Task inputs:
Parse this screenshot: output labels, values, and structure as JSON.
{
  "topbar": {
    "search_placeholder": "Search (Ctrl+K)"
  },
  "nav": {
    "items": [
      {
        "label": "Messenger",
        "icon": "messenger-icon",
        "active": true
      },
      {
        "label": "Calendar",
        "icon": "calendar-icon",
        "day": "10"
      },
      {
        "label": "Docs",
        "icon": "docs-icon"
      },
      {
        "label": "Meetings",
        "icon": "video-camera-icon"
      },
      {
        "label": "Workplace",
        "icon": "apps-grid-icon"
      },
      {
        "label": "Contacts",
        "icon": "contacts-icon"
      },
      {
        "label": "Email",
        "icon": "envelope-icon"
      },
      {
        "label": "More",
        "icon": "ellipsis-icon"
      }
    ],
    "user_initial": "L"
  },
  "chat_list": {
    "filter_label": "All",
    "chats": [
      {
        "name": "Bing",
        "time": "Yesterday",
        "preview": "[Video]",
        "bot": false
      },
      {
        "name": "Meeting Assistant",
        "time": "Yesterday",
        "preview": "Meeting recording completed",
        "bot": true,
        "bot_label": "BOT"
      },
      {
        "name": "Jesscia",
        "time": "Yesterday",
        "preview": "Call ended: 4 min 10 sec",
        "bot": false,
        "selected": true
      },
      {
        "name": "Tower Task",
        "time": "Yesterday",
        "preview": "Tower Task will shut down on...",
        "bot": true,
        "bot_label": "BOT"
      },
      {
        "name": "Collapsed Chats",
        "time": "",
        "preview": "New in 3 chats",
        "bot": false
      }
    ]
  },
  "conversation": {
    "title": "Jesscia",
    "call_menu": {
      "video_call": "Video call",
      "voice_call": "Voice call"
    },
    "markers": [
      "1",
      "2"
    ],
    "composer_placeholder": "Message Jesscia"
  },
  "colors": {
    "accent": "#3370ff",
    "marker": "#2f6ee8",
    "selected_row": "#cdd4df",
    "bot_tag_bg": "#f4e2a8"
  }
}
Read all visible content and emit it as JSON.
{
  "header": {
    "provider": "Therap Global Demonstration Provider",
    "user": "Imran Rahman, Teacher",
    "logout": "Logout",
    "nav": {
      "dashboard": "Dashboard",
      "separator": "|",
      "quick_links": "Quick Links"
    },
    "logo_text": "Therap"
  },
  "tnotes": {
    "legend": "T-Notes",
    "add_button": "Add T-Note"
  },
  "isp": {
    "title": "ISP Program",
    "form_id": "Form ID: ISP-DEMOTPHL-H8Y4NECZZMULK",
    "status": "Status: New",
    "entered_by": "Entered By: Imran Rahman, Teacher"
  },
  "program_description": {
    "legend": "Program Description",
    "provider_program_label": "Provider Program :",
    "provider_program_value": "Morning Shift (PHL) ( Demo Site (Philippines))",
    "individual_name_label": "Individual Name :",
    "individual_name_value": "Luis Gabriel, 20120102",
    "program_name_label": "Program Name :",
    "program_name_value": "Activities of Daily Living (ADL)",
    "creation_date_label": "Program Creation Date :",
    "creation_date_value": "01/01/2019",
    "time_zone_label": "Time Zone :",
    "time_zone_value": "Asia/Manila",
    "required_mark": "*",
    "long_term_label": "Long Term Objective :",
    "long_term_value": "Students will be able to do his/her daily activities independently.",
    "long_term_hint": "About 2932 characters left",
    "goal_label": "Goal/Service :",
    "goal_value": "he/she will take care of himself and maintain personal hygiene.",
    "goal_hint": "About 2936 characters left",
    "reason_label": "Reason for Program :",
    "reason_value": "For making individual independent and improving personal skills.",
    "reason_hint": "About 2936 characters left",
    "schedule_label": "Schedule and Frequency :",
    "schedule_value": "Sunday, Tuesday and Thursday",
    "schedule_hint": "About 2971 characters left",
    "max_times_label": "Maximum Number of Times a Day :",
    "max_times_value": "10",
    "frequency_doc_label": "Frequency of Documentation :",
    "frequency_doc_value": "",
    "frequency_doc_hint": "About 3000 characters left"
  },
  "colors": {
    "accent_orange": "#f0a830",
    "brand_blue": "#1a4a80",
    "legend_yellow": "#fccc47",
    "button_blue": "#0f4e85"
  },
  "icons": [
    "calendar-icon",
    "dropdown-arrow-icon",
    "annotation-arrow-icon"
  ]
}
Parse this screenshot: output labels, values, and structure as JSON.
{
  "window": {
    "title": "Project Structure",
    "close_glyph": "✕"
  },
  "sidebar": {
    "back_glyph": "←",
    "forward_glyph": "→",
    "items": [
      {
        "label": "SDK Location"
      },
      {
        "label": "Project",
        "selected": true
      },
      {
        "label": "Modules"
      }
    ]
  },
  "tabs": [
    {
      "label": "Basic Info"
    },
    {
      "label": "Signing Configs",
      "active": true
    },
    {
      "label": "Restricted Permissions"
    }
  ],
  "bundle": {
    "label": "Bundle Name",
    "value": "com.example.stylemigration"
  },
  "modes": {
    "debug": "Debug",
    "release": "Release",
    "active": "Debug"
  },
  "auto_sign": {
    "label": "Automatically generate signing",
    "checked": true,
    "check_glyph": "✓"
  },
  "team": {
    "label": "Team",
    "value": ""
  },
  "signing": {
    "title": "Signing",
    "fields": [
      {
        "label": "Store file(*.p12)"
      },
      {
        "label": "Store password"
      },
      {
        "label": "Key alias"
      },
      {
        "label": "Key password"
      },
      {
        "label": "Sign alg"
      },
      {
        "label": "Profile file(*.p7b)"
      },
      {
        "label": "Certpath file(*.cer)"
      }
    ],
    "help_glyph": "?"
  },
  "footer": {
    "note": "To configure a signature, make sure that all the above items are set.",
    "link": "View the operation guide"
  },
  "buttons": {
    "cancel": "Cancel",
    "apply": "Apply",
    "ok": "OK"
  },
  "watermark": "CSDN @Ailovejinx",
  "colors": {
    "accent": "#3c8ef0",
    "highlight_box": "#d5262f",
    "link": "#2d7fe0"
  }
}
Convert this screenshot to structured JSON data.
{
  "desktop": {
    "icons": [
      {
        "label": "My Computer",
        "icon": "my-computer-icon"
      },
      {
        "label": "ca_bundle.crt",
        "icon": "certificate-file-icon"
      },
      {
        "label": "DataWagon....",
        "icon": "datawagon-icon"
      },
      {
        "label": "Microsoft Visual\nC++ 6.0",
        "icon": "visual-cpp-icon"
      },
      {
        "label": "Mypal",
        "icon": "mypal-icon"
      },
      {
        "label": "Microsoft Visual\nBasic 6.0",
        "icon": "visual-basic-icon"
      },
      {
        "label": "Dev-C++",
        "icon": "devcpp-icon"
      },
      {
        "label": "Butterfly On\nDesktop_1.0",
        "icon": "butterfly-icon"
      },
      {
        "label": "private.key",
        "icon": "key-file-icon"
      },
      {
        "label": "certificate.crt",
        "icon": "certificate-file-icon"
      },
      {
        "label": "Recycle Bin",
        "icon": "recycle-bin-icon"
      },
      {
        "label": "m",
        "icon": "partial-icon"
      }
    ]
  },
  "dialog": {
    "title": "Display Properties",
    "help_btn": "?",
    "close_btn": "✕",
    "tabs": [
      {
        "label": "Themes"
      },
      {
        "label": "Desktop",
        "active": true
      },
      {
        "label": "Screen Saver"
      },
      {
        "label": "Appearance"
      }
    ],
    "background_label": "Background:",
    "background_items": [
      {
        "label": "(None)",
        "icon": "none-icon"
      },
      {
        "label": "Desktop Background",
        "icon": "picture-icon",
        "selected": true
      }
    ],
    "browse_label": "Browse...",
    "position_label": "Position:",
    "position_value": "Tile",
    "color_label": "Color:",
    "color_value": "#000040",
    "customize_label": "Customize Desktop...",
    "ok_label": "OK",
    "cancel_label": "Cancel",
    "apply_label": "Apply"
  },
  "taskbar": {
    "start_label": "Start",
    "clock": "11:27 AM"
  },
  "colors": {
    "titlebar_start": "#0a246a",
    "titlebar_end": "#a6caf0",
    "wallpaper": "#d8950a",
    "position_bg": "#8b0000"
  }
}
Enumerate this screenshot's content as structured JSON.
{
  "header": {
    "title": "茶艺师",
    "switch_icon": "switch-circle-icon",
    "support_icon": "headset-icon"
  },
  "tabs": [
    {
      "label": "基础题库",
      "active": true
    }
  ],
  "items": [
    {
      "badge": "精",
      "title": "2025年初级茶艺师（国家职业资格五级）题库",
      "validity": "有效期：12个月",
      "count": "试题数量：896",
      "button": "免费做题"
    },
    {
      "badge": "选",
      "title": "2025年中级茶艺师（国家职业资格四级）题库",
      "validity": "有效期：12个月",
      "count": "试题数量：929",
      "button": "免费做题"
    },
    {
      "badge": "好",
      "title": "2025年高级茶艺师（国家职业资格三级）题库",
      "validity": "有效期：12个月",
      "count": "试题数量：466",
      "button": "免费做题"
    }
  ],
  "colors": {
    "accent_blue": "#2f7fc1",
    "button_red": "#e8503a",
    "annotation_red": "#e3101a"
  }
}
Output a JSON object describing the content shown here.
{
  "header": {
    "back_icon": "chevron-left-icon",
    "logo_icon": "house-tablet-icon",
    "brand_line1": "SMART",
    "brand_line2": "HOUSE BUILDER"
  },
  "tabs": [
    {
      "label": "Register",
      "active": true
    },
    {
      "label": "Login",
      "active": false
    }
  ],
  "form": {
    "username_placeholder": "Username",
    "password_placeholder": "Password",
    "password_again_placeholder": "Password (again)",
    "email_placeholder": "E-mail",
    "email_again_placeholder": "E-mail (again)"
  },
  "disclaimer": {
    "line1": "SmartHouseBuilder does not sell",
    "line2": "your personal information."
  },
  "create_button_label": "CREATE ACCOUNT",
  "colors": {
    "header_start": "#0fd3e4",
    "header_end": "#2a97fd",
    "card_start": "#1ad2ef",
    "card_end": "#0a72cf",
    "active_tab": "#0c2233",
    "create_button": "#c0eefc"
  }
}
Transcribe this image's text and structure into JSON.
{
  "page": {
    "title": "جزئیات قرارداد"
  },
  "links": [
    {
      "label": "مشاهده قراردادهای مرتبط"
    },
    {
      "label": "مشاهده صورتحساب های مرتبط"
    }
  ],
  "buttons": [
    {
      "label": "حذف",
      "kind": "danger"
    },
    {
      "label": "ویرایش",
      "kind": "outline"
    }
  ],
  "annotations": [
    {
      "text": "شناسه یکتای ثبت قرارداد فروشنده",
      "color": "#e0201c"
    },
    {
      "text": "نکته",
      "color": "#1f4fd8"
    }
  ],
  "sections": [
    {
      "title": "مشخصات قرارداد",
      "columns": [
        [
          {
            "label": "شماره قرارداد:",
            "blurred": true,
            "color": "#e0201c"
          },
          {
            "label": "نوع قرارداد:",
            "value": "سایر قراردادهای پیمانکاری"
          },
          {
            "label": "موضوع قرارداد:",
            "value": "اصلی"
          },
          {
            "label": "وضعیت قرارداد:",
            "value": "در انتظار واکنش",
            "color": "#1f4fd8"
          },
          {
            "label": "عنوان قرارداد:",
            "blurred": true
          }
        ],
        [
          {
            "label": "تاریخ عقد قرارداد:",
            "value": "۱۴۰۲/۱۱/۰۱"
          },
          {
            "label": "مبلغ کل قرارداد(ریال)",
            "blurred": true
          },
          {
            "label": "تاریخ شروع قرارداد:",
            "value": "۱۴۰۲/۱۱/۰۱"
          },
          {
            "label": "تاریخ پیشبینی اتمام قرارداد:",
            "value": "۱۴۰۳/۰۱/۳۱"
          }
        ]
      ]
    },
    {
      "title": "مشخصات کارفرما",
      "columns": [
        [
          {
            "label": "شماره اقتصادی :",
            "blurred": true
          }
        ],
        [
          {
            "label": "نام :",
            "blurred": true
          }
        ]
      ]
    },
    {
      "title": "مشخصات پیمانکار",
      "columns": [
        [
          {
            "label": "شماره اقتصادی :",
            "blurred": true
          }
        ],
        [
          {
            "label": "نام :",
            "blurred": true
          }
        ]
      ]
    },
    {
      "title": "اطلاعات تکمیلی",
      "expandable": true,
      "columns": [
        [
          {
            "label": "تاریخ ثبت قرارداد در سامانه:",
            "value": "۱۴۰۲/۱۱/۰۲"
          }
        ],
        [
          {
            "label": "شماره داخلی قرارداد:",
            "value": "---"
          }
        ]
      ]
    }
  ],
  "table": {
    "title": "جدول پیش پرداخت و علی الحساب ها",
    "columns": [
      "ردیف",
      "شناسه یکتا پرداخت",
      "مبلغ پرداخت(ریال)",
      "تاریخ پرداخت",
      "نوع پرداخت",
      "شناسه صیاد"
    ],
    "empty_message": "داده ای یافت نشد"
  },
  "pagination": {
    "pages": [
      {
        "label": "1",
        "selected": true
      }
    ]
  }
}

Objective:
Locate the word "Project" in the data above. Copy every line carrying it.

Answer to this problem:
    "title": "Project Structure",
        "label": "Project",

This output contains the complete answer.